__Information shown__:
--------------------------------

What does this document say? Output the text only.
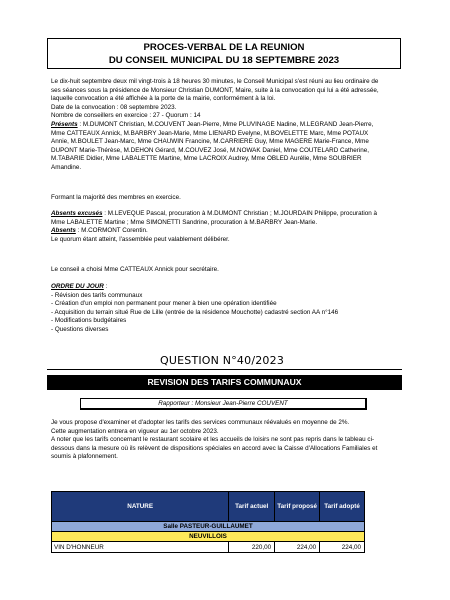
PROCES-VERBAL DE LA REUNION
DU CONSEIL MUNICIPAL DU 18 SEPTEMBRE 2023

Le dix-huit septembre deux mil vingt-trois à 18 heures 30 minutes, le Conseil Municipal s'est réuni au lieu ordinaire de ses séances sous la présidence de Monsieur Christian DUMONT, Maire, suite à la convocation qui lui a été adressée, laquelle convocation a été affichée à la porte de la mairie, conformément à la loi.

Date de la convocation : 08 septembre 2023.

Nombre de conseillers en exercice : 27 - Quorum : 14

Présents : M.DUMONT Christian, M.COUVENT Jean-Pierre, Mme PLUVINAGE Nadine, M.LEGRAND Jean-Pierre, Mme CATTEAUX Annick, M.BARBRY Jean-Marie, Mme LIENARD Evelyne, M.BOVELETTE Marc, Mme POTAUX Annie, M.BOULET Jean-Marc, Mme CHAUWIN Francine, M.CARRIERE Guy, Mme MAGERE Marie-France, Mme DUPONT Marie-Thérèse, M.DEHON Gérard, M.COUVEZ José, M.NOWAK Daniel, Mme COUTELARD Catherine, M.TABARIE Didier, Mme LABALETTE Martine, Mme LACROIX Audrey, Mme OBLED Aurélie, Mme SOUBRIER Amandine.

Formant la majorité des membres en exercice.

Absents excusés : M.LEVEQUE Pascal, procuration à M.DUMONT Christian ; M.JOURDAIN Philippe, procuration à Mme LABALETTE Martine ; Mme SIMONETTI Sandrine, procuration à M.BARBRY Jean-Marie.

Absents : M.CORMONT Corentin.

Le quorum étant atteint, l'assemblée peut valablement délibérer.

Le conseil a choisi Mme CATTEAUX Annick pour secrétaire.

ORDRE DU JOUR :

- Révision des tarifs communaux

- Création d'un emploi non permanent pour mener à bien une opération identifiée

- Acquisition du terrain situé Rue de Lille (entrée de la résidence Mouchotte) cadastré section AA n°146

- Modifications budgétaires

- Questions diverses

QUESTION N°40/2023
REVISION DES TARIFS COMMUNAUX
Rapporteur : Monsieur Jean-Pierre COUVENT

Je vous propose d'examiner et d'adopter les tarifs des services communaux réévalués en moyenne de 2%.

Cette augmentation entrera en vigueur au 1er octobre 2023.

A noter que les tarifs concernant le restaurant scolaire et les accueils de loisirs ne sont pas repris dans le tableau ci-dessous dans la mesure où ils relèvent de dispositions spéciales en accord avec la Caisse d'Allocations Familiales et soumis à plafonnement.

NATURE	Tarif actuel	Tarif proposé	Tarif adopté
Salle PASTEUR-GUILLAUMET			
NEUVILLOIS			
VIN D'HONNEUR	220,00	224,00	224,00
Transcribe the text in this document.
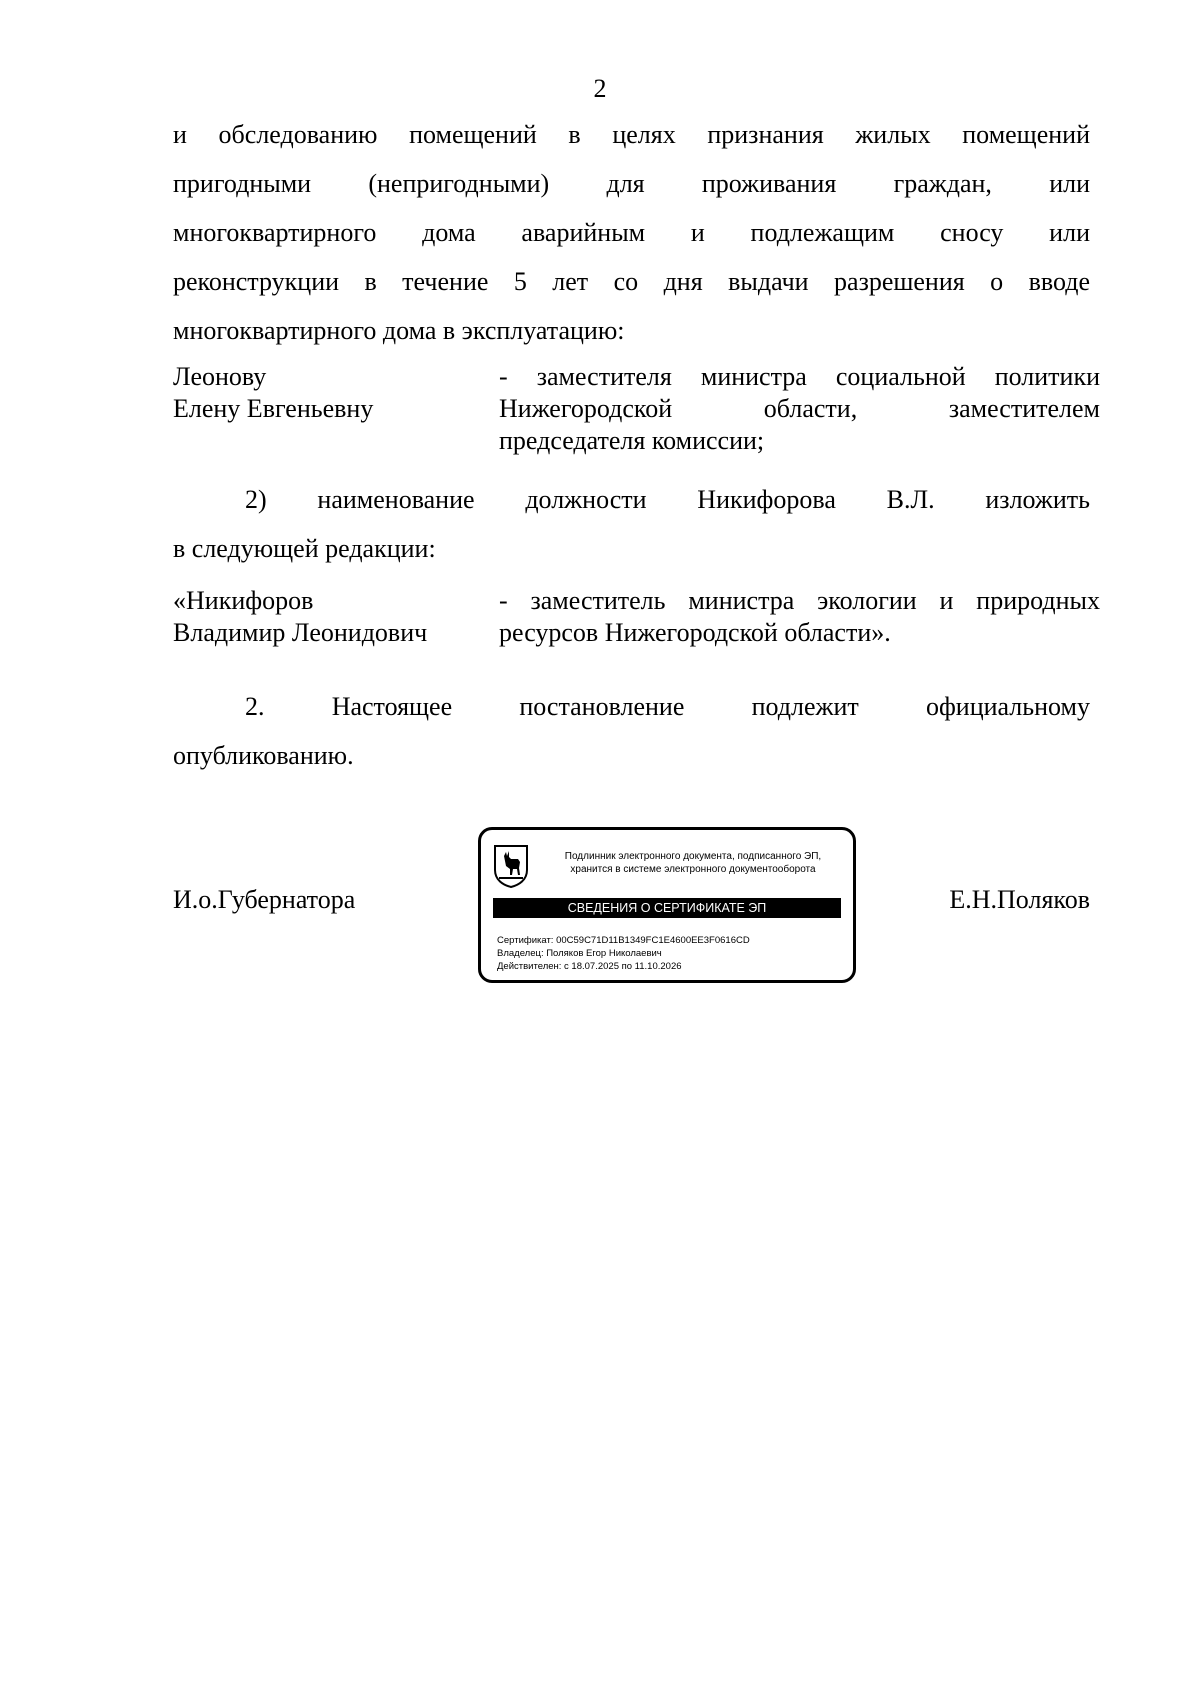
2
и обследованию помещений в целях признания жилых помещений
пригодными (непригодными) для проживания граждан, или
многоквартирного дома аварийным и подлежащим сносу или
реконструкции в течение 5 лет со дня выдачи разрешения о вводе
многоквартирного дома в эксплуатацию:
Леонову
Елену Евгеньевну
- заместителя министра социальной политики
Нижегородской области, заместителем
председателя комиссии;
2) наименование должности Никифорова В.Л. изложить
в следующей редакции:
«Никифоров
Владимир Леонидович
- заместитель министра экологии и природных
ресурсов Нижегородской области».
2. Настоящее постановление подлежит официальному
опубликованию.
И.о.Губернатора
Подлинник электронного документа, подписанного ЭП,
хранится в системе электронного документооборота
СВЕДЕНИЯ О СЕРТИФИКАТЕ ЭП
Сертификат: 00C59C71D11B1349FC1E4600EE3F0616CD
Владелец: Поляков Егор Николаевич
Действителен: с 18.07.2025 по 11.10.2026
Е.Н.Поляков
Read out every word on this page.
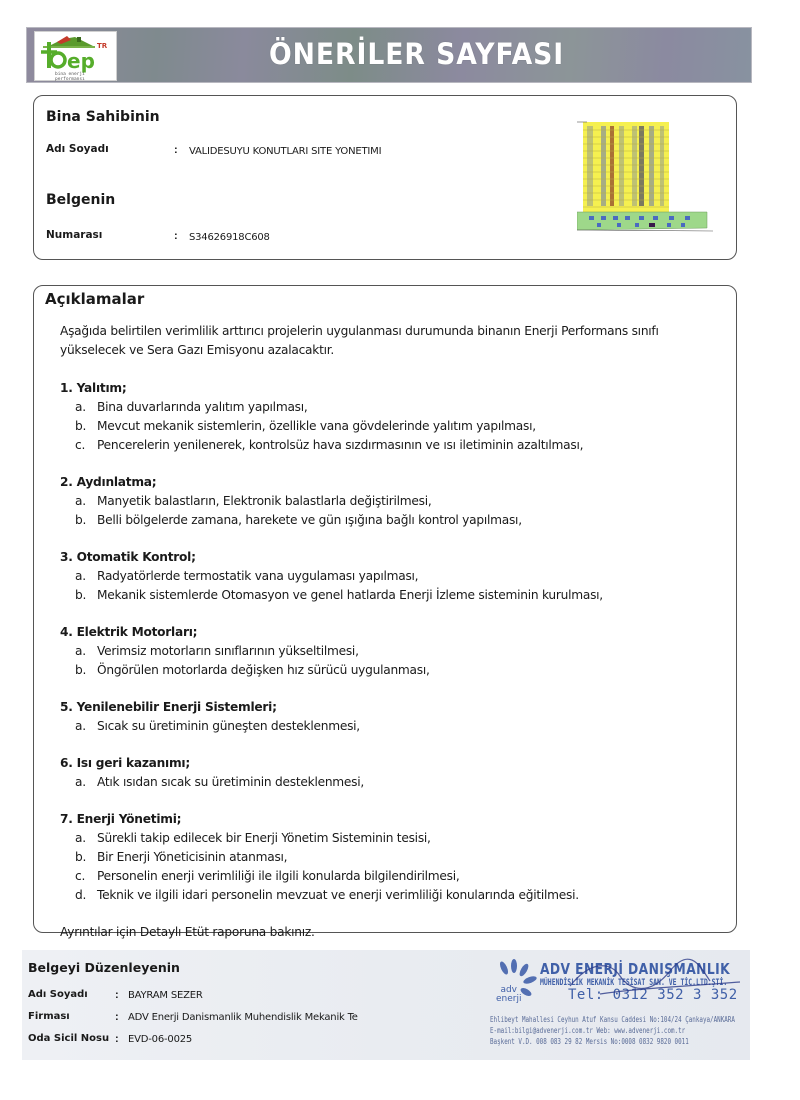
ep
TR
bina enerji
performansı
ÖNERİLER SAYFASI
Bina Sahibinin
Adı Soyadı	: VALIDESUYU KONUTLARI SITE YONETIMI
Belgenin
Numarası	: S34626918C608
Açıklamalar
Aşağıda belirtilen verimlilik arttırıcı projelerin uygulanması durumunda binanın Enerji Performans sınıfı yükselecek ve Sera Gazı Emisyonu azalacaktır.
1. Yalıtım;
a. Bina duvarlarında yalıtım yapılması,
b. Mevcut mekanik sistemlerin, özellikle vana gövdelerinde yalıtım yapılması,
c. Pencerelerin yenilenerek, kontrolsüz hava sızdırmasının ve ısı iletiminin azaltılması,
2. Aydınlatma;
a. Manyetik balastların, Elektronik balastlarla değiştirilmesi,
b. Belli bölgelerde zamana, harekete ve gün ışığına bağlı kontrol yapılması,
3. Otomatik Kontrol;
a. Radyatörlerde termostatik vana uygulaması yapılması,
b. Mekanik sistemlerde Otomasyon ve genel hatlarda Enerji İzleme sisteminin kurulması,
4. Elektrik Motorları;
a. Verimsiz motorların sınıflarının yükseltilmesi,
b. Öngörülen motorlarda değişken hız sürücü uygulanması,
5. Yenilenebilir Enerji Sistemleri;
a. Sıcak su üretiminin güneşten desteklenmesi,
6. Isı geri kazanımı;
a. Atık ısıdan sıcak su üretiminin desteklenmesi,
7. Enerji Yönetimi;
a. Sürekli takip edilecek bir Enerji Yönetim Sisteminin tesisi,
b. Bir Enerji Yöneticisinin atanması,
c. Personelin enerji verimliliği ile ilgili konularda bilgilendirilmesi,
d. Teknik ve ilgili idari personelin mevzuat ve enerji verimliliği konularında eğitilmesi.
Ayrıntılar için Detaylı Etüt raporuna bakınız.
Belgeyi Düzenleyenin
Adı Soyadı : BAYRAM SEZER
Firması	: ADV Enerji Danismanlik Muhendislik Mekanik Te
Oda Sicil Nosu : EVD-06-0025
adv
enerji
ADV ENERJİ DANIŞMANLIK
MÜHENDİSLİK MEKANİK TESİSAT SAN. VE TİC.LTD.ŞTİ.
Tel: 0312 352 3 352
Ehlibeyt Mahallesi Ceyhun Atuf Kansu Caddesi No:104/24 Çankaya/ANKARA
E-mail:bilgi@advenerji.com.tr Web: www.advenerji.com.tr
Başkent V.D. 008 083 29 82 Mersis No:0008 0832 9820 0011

--------------------------------

__Do this__: Pull out each line of the records holding the string "text".

__Finished answer__:
What does this document say? Output the text only.
Transcribe the text in this document.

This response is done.